>> Begin

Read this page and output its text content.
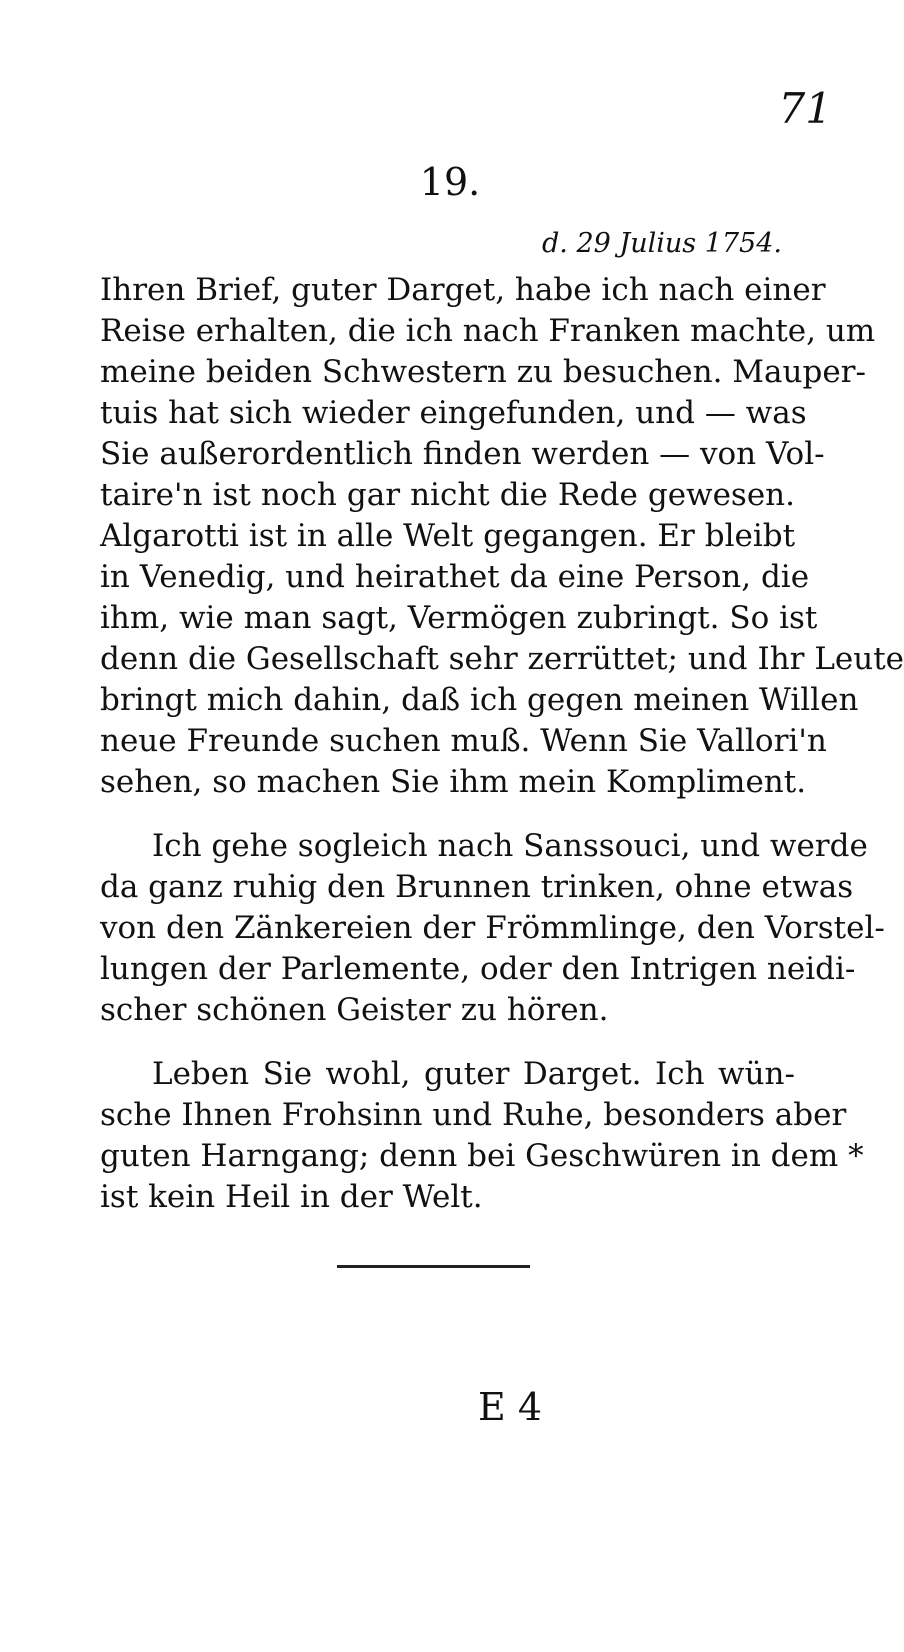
71
19.
d. 29 Julius 1754.
Ihren Brief, guter Darget, habe ich nach einer
Reise erhalten, die ich nach Franken machte, um
meine beiden Schwestern zu besuchen. Mauper-
tuis hat sich wieder eingefunden, und — was
Sie außerordentlich finden werden — von Vol-
taire'n ist noch gar nicht die Rede gewesen.
Algarotti ist in alle Welt gegangen. Er bleibt
in Venedig, und heirathet da eine Person, die
ihm, wie man sagt, Vermögen zubringt. So ist
denn die Gesellschaft sehr zerrüttet; und Ihr Leute
bringt mich dahin, daß ich gegen meinen Willen
neue Freunde suchen muß. Wenn Sie Vallori'n
sehen, so machen Sie ihm mein Kompliment.
Ich gehe sogleich nach Sanssouci, und werde
da ganz ruhig den Brunnen trinken, ohne etwas
von den Zänkereien der Frömmlinge, den Vorstel-
lungen der Parlemente, oder den Intrigen neidi-
scher schönen Geister zu hören.
Leben Sie wohl, guter Darget. Ich wün-
sche Ihnen Frohsinn und Ruhe, besonders aber
guten Harngang; denn bei Geschwüren in dem *
ist kein Heil in der Welt.
E 4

>> End

◆ **EXERCISE DIRECTIONS**
Using the listing above, show every line that includes the string "Darget".

◆ **FULL RESPONSE**
Ihren Brief, guter Darget, habe ich nach einer
Leben Sie wohl, guter Darget. Ich wün-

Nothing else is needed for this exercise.